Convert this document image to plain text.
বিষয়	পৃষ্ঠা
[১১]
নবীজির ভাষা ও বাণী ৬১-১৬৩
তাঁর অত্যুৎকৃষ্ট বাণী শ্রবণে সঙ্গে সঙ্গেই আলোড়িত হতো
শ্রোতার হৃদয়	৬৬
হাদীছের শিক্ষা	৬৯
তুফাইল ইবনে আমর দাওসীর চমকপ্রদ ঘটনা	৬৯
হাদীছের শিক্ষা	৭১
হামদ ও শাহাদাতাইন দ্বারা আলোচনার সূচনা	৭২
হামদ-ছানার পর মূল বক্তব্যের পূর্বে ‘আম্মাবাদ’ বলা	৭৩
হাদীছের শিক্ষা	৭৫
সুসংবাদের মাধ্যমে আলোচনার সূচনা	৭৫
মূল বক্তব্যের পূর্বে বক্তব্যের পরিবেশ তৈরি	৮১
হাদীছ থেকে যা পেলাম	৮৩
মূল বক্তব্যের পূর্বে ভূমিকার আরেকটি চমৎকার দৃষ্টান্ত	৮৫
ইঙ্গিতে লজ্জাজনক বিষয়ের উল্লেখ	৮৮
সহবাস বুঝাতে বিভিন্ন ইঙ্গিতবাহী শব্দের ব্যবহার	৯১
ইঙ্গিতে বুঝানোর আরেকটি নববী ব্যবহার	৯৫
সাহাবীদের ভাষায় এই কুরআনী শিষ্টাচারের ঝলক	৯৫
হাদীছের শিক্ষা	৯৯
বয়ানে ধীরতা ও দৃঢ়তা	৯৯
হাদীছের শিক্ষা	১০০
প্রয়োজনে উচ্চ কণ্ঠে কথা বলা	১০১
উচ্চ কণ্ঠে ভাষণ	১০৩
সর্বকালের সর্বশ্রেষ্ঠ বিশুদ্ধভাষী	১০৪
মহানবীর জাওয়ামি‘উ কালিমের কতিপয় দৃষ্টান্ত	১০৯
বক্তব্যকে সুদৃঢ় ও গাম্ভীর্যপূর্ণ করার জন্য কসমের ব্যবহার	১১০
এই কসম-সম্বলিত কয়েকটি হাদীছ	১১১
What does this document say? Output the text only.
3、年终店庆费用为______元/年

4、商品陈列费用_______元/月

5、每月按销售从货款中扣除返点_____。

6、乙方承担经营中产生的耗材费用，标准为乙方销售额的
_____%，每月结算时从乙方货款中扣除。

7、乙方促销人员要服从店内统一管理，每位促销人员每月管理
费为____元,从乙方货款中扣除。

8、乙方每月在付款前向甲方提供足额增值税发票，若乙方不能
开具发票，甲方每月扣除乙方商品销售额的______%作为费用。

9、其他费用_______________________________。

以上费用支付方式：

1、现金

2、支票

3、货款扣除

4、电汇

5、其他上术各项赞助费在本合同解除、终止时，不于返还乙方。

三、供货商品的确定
*****
— Set task —
Pick out each line containing "text" and report it.

— The output —
Convert this document image to plain text.
What does this document say? Output the text only.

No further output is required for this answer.